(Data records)

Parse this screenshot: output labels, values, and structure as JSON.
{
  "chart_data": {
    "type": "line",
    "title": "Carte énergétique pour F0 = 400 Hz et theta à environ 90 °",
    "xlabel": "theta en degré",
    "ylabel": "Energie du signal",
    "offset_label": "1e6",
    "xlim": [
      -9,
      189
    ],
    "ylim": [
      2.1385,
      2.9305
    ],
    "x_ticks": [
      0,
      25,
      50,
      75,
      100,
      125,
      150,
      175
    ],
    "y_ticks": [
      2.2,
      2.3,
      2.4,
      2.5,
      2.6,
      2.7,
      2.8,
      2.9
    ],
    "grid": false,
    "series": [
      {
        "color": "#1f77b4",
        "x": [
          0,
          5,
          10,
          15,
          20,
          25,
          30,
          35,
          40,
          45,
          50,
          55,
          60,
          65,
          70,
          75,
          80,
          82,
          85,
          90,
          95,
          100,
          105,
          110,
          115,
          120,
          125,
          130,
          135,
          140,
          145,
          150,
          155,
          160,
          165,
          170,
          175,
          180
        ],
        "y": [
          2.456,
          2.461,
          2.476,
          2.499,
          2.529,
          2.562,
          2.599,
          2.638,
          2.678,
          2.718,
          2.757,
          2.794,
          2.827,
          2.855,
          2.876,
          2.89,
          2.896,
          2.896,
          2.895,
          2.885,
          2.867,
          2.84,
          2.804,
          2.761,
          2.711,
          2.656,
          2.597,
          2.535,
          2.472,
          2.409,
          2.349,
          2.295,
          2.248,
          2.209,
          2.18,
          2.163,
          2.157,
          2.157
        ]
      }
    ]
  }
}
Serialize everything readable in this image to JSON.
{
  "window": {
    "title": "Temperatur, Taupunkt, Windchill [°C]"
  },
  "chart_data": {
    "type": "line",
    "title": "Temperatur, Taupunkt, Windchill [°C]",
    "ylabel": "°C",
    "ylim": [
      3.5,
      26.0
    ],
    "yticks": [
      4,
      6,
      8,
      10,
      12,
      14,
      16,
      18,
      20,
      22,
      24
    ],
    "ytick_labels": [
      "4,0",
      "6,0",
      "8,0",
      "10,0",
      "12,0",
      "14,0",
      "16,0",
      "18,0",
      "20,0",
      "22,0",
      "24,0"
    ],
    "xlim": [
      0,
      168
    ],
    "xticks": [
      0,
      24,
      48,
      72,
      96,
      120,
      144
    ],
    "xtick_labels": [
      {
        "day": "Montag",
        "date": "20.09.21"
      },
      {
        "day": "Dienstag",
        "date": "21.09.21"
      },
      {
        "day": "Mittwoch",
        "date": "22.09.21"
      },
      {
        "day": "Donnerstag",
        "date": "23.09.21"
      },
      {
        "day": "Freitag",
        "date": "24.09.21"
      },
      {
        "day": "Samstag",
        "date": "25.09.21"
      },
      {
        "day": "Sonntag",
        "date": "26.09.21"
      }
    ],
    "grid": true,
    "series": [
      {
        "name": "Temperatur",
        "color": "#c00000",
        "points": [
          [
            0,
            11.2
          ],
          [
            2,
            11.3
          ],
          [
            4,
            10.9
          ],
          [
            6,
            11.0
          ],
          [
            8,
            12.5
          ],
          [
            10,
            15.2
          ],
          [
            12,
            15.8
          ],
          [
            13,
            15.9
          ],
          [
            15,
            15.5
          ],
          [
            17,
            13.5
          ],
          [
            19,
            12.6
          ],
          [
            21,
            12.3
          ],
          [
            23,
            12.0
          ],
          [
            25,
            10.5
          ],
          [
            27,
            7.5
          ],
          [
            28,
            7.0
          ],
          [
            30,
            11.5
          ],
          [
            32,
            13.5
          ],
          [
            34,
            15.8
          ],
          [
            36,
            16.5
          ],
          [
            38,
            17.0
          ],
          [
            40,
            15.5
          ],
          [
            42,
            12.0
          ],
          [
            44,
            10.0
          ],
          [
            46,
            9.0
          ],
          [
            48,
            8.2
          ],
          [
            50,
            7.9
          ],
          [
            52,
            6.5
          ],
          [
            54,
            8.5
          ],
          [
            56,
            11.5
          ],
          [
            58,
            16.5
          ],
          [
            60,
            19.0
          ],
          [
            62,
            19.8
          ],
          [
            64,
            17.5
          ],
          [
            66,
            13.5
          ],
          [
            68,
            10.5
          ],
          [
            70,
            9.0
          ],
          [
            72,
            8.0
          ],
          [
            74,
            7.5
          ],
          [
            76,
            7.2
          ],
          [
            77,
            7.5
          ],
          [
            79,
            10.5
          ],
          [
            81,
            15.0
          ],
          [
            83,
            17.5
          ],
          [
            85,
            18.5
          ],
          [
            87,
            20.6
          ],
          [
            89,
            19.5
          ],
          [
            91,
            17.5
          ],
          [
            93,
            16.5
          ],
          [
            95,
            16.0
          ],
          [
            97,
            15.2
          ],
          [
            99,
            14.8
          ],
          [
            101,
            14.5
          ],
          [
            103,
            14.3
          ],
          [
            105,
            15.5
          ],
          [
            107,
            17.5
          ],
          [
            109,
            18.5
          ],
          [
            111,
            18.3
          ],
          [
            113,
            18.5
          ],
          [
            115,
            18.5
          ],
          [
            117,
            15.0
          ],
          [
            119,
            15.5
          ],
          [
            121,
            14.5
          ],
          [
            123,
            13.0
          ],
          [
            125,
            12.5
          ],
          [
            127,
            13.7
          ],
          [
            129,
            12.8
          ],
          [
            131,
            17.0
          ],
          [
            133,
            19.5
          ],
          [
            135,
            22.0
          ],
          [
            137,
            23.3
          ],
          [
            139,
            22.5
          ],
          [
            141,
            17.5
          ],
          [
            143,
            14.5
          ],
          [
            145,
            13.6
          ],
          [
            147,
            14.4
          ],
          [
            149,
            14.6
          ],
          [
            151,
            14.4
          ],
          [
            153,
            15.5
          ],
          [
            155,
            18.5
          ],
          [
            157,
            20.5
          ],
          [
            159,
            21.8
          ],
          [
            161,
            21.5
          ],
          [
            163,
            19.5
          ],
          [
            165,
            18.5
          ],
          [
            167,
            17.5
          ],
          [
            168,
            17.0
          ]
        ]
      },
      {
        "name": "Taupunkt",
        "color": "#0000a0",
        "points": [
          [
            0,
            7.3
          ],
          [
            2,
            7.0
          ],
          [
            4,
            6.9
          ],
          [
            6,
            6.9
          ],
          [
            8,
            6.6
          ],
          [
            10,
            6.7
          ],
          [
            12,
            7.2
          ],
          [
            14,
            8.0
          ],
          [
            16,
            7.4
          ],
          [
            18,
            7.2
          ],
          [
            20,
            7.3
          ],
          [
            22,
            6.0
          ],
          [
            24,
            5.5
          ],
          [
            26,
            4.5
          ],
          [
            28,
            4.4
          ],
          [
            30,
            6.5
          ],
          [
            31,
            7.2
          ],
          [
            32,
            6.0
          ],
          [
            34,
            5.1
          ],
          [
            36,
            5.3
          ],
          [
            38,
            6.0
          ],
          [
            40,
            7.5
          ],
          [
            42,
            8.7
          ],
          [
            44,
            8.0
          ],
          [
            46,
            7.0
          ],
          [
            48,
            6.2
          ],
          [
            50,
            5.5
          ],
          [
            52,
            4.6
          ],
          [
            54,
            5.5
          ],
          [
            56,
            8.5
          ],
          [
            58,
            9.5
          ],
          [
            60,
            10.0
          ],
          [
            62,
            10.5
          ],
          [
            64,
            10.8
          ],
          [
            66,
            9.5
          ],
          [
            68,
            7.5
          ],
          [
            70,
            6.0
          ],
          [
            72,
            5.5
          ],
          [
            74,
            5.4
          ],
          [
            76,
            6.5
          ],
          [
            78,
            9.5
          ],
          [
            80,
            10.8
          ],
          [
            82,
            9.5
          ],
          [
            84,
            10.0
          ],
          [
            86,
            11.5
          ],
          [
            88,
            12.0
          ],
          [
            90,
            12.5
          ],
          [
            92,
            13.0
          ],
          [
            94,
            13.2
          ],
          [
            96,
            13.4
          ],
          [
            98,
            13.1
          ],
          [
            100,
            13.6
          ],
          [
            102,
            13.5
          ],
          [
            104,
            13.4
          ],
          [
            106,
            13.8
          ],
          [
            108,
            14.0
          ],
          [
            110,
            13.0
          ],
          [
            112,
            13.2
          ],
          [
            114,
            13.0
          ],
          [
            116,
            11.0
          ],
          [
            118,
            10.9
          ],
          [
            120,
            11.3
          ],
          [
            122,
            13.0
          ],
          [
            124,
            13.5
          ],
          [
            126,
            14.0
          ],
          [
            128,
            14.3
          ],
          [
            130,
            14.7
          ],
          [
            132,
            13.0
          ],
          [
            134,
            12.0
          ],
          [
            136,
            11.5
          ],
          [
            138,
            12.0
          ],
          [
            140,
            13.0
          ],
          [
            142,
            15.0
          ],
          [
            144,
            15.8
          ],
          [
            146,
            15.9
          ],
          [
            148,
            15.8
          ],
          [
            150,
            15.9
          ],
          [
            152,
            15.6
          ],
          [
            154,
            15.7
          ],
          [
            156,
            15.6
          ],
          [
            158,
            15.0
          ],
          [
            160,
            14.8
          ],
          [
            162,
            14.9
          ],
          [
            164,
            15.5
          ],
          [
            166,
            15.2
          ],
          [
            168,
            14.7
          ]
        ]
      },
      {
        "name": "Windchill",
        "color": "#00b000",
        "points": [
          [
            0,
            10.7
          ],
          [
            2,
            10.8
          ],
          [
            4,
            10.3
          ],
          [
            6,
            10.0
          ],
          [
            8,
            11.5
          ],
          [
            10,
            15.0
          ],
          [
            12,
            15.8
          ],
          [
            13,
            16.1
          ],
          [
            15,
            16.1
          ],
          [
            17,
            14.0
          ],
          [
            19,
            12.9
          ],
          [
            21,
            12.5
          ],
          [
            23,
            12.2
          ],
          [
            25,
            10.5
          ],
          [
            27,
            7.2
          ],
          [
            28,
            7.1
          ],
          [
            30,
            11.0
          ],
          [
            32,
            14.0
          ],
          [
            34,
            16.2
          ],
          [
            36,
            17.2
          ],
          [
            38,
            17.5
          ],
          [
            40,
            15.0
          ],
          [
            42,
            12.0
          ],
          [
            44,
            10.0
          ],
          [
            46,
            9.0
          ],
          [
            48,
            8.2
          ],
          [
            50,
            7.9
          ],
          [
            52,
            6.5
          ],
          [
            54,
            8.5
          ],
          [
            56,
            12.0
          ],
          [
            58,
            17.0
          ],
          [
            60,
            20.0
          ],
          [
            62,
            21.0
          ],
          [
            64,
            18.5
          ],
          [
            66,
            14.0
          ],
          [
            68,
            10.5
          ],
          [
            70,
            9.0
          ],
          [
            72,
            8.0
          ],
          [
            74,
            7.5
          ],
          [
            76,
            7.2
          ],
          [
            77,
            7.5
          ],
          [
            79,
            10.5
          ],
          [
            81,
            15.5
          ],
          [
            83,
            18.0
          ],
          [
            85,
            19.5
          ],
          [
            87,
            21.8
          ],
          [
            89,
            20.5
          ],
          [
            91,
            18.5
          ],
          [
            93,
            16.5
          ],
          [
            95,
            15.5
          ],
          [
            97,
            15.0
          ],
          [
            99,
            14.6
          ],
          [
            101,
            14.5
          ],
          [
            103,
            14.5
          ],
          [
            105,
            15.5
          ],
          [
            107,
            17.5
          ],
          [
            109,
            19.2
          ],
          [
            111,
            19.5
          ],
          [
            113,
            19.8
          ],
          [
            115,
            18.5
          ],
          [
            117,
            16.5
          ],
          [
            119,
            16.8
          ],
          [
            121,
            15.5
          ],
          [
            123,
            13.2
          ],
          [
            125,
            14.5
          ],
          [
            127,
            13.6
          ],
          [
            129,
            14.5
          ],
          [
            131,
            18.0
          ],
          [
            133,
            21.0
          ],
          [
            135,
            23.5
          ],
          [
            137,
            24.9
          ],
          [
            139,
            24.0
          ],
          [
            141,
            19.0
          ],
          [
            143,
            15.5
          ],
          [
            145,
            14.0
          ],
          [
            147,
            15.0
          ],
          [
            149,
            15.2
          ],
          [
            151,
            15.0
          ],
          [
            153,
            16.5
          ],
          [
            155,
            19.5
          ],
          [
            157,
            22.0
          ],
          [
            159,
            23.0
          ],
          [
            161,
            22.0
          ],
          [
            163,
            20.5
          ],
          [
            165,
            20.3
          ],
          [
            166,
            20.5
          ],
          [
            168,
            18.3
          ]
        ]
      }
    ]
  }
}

= What the task requires =
What is the number of lines in the listing that include the word "name"? Give that number and nothing else.

= Output below =
3